▶ [Exercise task]
A line counts if it contains the string "taking"; say how many such lines there are, giving only the number.

+---+

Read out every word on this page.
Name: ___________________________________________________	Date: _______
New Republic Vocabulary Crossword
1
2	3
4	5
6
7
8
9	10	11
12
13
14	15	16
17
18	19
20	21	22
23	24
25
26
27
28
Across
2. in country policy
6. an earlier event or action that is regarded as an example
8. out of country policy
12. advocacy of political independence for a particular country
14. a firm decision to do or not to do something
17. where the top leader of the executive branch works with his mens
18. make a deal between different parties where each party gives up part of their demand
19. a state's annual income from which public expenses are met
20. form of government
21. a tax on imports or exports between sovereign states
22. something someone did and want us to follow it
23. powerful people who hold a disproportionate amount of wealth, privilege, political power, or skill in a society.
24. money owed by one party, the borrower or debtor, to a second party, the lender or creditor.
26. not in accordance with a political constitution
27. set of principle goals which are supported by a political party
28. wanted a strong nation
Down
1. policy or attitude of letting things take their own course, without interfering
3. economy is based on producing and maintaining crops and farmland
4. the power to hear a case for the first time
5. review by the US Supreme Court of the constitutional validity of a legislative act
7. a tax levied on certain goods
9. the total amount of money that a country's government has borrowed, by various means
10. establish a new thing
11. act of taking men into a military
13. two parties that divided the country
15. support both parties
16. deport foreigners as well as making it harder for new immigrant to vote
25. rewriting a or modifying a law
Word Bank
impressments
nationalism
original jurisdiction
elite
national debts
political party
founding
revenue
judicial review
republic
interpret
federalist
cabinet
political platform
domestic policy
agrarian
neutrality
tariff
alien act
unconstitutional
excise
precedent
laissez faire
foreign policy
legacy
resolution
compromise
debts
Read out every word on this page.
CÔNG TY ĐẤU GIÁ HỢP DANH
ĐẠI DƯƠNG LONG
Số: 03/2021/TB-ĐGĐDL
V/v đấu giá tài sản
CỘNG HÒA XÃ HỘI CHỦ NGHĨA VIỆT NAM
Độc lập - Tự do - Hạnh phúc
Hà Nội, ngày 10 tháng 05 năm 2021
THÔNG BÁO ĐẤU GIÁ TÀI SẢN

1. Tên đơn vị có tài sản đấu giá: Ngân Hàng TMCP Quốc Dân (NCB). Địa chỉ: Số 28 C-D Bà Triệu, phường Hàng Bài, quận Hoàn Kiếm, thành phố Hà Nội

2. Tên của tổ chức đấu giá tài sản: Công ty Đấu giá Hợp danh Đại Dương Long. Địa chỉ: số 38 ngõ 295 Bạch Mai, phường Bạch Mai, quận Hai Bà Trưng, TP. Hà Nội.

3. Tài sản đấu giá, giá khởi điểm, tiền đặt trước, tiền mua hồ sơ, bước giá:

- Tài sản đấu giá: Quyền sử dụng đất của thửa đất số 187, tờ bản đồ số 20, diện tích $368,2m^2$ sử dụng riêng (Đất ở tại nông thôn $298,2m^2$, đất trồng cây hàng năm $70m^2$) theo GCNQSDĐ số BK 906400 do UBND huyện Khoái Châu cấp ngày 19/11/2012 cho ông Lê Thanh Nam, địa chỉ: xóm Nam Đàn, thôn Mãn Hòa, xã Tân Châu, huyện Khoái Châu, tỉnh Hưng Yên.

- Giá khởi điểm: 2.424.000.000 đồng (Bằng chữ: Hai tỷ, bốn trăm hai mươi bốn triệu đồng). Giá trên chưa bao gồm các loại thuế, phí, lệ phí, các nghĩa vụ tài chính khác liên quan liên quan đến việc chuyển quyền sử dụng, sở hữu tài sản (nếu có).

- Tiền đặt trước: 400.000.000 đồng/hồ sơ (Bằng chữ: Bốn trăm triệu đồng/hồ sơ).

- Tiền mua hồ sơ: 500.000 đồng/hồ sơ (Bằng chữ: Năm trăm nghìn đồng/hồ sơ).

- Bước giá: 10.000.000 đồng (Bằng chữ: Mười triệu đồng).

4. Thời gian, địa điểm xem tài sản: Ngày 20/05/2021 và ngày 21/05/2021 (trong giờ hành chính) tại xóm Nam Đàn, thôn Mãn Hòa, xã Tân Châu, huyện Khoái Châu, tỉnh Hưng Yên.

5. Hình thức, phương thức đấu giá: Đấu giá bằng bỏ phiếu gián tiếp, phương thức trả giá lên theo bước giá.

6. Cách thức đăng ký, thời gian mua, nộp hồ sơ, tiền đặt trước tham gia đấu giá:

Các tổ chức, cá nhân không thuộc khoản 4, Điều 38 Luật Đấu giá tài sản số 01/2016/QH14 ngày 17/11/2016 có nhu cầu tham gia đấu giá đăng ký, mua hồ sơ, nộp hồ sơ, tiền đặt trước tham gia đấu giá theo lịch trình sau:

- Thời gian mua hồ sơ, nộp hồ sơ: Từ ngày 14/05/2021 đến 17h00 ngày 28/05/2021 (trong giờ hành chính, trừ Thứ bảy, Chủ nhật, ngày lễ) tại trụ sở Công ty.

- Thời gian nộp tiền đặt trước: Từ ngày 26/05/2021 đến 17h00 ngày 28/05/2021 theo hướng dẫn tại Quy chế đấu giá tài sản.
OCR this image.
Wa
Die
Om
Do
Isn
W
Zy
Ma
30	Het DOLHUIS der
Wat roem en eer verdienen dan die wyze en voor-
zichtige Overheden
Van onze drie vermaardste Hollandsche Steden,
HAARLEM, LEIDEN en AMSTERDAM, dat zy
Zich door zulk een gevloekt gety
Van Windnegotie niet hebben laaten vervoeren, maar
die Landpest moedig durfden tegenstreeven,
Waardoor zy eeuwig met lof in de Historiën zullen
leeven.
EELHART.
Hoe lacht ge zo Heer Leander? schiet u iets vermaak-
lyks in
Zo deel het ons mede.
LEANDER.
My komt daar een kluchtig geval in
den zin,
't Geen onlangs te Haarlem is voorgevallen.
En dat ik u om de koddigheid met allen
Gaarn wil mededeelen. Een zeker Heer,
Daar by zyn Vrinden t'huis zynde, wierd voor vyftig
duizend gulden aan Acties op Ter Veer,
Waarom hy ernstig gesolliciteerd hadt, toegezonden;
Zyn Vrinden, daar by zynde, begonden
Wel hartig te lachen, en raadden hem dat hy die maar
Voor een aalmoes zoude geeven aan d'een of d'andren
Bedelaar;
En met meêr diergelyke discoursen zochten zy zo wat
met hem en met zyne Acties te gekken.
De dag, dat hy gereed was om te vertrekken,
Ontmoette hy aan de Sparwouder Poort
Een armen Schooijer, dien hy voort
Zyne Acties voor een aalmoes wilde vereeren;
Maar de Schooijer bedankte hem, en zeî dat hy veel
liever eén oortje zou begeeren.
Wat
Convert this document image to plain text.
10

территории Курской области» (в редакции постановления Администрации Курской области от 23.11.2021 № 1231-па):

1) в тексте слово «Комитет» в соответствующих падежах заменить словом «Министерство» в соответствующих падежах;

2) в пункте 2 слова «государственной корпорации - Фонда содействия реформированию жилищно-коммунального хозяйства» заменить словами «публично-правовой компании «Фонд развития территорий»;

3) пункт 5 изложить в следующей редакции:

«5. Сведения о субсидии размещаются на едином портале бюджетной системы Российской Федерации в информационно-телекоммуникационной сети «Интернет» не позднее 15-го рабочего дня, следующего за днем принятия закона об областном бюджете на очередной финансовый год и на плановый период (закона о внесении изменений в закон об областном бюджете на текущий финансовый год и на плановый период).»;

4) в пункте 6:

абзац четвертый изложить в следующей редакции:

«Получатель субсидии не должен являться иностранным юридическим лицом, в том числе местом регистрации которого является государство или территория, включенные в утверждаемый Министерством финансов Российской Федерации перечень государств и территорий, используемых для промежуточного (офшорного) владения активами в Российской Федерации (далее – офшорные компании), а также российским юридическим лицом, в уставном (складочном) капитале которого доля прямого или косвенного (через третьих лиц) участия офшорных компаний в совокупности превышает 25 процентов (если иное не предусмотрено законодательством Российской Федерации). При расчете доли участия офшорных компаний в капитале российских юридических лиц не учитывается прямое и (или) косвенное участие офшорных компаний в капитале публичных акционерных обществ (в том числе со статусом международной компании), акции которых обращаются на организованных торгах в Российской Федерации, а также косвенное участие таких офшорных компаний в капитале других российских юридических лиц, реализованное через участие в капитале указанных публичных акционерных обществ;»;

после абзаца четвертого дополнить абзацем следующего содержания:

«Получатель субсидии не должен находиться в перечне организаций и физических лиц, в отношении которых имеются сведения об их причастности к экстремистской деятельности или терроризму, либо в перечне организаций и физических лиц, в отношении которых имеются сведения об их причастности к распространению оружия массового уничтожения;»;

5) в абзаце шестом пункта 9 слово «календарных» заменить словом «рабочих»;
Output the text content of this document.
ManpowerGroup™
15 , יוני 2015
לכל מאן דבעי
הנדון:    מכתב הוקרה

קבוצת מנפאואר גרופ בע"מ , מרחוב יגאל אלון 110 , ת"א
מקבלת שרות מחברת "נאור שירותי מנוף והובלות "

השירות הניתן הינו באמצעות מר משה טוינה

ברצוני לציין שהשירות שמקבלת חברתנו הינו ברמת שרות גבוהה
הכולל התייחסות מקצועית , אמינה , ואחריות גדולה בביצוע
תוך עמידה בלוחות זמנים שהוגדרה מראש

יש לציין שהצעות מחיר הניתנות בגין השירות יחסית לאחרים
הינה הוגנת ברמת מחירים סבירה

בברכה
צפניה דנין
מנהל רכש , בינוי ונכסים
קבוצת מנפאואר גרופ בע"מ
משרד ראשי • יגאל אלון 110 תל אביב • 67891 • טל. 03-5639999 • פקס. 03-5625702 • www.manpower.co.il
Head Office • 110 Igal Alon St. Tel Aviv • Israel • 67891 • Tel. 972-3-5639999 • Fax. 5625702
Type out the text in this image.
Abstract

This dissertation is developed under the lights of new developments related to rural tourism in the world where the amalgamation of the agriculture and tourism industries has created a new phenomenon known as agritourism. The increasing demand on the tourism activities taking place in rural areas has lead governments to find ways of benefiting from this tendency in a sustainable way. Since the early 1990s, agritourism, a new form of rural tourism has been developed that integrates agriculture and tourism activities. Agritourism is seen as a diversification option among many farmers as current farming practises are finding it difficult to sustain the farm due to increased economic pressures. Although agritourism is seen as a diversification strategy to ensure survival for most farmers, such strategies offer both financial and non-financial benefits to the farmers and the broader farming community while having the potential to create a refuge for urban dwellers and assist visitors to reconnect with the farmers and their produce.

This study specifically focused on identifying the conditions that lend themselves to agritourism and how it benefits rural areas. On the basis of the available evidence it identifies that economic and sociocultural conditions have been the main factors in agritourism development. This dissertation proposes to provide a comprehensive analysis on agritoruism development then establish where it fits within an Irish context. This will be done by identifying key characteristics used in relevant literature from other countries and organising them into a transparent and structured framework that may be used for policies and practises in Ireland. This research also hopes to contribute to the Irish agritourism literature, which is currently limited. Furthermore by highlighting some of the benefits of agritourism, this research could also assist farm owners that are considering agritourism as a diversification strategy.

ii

+---+

▶ [Written answer]
2